### Short exercise
Tally the lines containing "Interval" and report the number alone.

### Input data
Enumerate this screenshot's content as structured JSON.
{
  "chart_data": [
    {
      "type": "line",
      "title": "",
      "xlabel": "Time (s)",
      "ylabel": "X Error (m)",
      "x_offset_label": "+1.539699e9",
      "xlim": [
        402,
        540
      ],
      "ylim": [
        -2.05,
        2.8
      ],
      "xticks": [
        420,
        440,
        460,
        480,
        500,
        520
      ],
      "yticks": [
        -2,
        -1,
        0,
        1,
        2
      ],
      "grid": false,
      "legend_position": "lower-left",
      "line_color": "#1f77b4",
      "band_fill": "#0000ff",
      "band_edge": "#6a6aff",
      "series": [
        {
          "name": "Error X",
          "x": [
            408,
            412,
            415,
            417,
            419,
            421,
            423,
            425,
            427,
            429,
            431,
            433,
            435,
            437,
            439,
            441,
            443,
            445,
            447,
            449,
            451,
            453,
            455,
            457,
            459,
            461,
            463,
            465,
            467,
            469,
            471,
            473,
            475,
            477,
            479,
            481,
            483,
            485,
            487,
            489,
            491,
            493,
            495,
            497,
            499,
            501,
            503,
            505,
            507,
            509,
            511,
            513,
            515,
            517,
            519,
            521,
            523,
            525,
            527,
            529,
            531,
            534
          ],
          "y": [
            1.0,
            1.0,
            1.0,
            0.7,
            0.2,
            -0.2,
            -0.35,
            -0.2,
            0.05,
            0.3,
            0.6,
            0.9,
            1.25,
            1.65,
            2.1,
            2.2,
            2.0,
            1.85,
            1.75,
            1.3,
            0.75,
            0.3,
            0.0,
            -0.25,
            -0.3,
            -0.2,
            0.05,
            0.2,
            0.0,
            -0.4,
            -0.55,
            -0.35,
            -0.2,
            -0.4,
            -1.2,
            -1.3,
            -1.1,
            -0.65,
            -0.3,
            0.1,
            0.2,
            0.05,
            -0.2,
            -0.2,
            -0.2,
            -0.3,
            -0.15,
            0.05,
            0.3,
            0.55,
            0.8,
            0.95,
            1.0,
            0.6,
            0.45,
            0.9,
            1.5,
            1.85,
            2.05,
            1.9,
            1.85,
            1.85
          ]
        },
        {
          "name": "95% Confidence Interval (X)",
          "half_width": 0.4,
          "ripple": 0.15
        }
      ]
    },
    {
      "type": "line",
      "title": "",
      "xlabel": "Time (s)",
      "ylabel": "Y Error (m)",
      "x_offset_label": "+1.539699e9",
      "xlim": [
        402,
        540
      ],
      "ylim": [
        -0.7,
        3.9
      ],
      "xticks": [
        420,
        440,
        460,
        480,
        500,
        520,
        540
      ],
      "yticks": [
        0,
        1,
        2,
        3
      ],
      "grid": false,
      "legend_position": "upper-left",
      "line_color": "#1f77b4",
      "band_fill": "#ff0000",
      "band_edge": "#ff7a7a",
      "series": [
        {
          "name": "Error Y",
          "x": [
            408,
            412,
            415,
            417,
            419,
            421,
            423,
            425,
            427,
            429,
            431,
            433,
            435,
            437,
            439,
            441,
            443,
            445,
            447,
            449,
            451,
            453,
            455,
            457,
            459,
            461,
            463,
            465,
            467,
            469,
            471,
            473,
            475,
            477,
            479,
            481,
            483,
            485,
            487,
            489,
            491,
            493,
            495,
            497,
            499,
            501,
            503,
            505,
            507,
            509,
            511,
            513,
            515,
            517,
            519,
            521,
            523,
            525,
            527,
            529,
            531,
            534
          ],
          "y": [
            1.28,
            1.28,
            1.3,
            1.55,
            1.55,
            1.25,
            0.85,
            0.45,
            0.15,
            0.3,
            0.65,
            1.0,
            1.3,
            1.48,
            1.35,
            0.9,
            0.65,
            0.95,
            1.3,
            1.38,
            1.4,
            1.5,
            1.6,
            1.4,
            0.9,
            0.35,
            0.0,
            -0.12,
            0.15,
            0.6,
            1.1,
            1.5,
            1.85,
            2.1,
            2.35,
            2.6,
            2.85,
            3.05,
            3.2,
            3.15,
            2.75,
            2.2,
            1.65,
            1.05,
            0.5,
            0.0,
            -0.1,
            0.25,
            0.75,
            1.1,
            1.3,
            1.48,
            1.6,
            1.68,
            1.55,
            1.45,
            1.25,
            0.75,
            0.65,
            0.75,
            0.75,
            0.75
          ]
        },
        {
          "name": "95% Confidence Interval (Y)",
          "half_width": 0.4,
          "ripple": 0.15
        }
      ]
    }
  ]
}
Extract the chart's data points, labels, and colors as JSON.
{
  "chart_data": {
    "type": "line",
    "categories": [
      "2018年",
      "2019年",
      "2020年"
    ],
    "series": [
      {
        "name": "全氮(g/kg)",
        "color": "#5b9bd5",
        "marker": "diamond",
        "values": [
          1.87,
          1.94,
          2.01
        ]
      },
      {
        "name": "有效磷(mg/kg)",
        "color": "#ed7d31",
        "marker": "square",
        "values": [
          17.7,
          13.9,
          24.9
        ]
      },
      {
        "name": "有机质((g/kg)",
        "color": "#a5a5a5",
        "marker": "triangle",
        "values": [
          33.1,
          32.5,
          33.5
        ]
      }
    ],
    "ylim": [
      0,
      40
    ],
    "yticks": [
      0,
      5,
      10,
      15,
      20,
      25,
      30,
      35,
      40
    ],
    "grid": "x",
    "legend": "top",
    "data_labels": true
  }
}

### Response
2